→ What is asked
Extract each line of the data below exactly as written.

→ Dataset listings of figures
Start

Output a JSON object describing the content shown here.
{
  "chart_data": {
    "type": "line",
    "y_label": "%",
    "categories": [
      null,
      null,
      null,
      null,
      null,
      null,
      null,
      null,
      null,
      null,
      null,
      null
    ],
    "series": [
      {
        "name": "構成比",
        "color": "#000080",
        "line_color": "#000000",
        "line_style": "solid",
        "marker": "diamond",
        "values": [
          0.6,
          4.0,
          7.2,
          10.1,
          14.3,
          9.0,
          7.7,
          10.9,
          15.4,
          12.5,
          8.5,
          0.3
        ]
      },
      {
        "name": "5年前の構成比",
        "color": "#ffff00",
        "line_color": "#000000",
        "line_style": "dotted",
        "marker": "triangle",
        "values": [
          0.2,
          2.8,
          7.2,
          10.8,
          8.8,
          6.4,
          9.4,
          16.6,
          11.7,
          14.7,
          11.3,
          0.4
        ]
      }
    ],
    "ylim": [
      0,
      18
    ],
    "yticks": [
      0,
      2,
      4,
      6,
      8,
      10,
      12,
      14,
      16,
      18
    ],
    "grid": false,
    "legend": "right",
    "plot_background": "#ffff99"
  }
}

End

→ Response to this exercise
Output a JSON object describing the content shown here.
{
  "chart_data": {
    "type": "line",
    "y_label": "%",
    "categories": [
      null,
      null,
      null,
      null,
      null,
      null,
      null,
      null,
      null,
      null,
      null,
      null
    ],
    "series": [
      {
        "name": "構成比",
        "color": "#000080",
        "line_color": "#000000",
        "line_style": "solid",
        "marker": "diamond",
        "values": [
          0.6,
          4.0,
          7.2,
          10.1,
          14.3,
          9.0,
          7.7,
          10.9,
          15.4,
          12.5,
          8.5,
          0.3
        ]
      },
      {
        "name": "5年前の構成比",
        "color": "#ffff00",
        "line_color": "#000000",
        "line_style": "dotted",
        "marker": "triangle",
        "values": [
          0.2,
          2.8,
          7.2,
          10.8,
          8.8,
          6.4,
          9.4,
          16.6,
          11.7,
          14.7,
          11.3,
          0.4
        ]
      }
    ],
    "ylim": [
      0,
      18
    ],
    "yticks": [
      0,
      2,
      4,
      6,
      8,
      10,
      12,
      14,
      16,
      18
    ],
    "grid": false,
    "legend": "right",
    "plot_background": "#ffff99"
  }
}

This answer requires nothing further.